→ **What this task involves**
Reproduce all of the data below without alteration; exclude every picture.

----

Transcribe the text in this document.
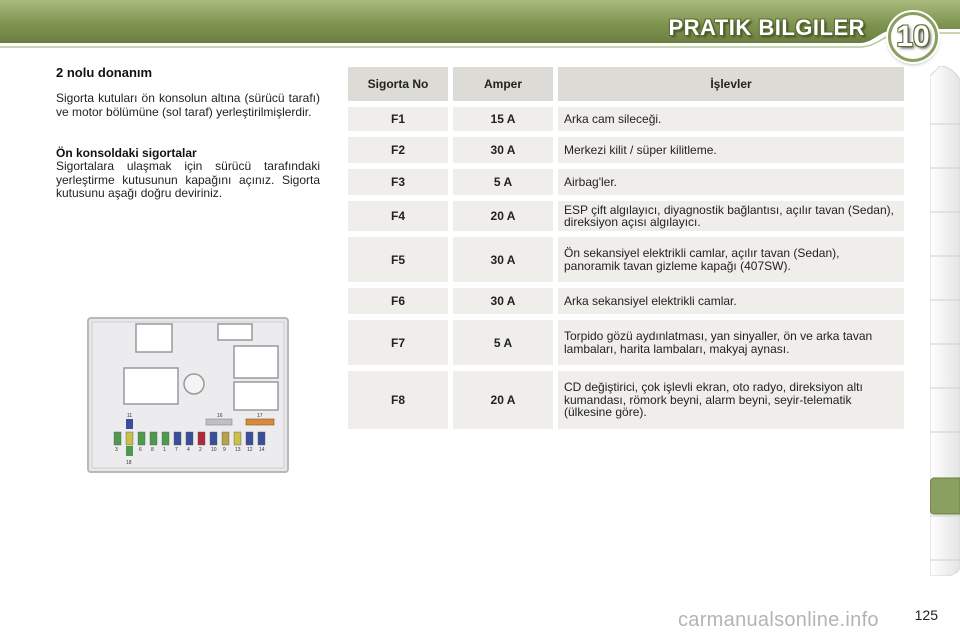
PRATIK BILGILER 10
2 nolu donanım
Sigorta kutuları ön konsolun altına (sürücü tarafı) ve motor bölümüne (sol taraf) yerleştirilmişlerdir.
Ön konsoldaki sigortalar
Sigortalara ulaşmak için sürücü tarafındaki yerleştirme kutusunun kapağını açınız. Sigorta kutusunu aşağı doğru deviriniz.
11	16	17
3	6 8 1 7 4 2 10 9 13 12 14
18
Sigorta No	Amper	İşlevler
F1	15 A	Arka cam sileceği.
F2	30 A	Merkezi kilit / süper kilitleme.
F3	5 A	Airbag'ler.
F4	20 A	ESP çift algılayıcı, diyagnostik bağlantısı, açılır tavan (Sedan), direksiyon açısı algılayıcı.
F5	30 A	Ön sekansiyel elektrikli camlar, açılır tavan (Sedan), panoramik tavan gizleme kapağı (407SW).
F6	30 A	Arka sekansiyel elektrikli camlar.
F7	5 A	Torpido gözü aydınlatması, yan sinyaller, ön ve arka tavan lambaları, harita lambaları, makyaj aynası.
F8	20 A	CD değiştirici, çok işlevli ekran, oto radyo, direksiyon altı kumandası, römork beyni, alarm beyni, seyir-telematik (ülkesine göre).
125
carmanualsonline.info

----

→ **Solved problem**
Transcribe the text in this document.
PRATIK BILGILER 10
2 nolu donanım
Sigorta kutuları ön konsolun altına (sürücü tarafı) ve motor bölümüne (sol taraf) yerleştirilmişlerdir.
Ön konsoldaki sigortalar
Sigortalara ulaşmak için sürücü tarafındaki yerleştirme kutusunun kapağını açınız. Sigorta kutusunu aşağı doğru deviriniz.
11	16	17
3	6 8 1 7 4 2 10 9 13 12 14
18
Sigorta No	Amper	İşlevler
F1	15 A	Arka cam sileceği.
F2	30 A	Merkezi kilit / süper kilitleme.
F3	5 A	Airbag'ler.
F4	20 A	ESP çift algılayıcı, diyagnostik bağlantısı, açılır tavan (Sedan), direksiyon açısı algılayıcı.
F5	30 A	Ön sekansiyel elektrikli camlar, açılır tavan (Sedan), panoramik tavan gizleme kapağı (407SW).
F6	30 A	Arka sekansiyel elektrikli camlar.
F7	5 A	Torpido gözü aydınlatması, yan sinyaller, ön ve arka tavan lambaları, harita lambaları, makyaj aynası.
F8	20 A	CD değiştirici, çok işlevli ekran, oto radyo, direksiyon altı kumandası, römork beyni, alarm beyni, seyir-telematik (ülkesine göre).
125
carmanualsonline.info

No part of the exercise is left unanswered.